Aim of the task: Lines holding the string "then" are the ones to copy; find them all in the data.

Material to process:

###

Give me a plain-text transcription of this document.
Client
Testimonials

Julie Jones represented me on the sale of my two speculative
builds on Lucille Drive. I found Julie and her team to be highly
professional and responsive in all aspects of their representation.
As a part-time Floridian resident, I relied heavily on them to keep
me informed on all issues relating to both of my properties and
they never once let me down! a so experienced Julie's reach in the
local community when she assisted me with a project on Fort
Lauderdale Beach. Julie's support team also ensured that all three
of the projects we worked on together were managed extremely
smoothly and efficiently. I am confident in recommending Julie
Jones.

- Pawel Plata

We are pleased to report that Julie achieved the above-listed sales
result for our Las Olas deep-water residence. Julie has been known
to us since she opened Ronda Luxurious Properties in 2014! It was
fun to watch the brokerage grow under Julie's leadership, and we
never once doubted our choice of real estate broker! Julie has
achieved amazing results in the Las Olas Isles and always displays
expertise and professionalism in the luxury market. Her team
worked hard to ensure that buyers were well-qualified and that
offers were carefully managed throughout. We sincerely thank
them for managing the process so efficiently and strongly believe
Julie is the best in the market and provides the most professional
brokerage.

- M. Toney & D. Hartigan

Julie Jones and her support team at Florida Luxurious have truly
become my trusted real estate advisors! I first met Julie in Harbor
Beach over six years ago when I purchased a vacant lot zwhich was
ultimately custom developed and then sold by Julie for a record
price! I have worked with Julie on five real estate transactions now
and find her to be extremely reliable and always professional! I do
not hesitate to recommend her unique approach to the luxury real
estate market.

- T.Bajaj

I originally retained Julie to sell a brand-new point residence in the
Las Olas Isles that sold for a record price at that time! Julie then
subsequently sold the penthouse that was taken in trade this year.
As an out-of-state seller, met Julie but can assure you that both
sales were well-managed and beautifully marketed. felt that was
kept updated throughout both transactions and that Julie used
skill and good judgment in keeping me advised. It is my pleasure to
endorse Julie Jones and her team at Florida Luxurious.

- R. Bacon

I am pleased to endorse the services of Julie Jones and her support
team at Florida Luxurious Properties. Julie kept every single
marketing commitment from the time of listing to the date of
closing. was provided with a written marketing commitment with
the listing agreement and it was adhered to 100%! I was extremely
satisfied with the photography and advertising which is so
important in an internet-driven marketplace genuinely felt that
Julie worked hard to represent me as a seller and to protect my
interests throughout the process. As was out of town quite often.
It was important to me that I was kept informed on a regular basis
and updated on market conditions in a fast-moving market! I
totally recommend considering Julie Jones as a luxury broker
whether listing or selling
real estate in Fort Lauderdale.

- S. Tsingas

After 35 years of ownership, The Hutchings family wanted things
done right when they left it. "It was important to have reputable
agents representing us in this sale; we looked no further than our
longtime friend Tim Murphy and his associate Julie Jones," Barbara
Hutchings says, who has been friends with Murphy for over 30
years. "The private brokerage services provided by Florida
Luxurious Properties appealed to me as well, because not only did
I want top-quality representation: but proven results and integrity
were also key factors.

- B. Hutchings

###

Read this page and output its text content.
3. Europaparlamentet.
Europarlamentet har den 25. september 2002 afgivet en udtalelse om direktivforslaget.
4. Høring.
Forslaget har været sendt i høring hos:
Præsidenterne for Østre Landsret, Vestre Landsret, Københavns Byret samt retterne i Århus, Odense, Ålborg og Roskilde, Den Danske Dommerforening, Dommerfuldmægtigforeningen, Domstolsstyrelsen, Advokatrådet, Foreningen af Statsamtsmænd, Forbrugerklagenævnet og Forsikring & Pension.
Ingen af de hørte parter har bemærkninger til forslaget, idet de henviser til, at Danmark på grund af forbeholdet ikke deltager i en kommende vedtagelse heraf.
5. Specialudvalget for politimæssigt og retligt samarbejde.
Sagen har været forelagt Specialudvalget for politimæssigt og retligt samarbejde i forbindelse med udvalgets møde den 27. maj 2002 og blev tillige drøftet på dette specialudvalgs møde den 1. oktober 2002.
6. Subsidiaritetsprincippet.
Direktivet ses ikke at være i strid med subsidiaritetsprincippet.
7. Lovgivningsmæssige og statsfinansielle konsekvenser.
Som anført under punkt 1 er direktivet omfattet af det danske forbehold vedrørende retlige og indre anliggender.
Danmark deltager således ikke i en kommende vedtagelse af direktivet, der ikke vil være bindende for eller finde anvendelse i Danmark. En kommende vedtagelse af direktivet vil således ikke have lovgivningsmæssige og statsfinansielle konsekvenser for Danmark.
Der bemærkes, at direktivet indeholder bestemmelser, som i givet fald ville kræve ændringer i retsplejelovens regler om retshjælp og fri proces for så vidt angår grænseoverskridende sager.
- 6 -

###

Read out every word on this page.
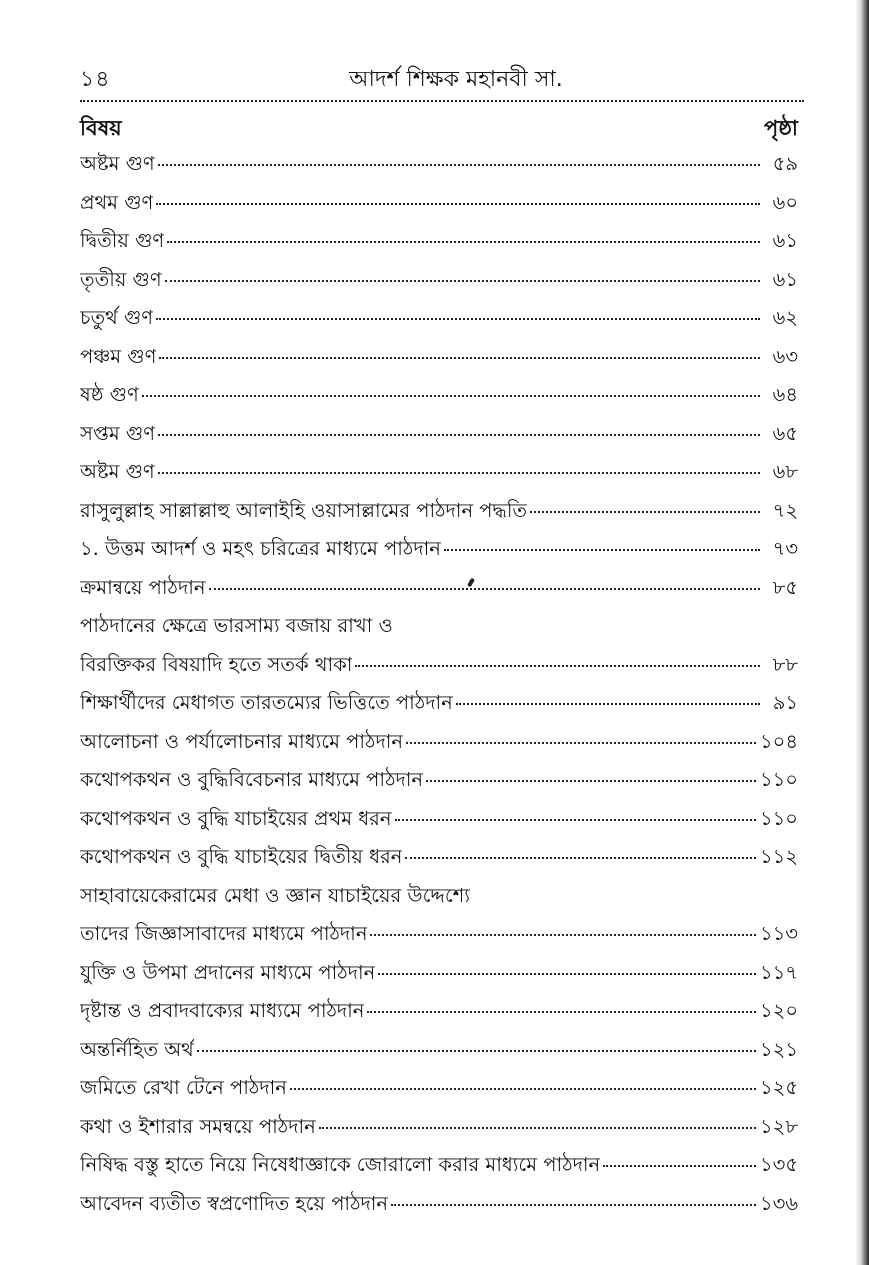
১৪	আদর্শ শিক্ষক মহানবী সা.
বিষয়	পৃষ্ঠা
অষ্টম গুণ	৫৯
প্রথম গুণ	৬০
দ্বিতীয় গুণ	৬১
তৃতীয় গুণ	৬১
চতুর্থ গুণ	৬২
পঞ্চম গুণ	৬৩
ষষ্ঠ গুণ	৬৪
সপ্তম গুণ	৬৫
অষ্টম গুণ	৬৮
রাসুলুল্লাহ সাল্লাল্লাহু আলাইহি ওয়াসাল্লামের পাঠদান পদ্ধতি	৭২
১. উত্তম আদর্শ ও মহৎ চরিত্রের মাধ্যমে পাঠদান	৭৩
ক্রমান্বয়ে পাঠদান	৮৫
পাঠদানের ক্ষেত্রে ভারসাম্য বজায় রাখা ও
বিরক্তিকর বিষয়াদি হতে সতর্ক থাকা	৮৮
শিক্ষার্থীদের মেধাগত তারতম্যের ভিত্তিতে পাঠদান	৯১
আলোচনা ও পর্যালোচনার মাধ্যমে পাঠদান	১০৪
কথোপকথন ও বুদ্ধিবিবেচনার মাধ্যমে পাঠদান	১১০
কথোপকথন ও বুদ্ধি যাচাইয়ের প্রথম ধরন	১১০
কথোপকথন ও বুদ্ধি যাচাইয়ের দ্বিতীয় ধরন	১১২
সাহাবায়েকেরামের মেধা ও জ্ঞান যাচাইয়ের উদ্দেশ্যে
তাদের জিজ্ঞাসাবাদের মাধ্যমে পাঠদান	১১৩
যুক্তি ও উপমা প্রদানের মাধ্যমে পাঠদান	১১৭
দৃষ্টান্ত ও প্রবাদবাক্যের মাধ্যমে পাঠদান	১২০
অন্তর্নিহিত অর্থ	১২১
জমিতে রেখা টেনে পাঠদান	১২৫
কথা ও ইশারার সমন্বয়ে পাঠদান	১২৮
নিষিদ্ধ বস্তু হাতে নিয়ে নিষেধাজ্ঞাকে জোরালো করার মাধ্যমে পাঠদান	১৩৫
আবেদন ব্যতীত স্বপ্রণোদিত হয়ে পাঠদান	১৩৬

###

Reply to the task:
ultimately custom developed and then sold by Julie for a record
Las Olas Isles that sold for a record price at that time! Julie then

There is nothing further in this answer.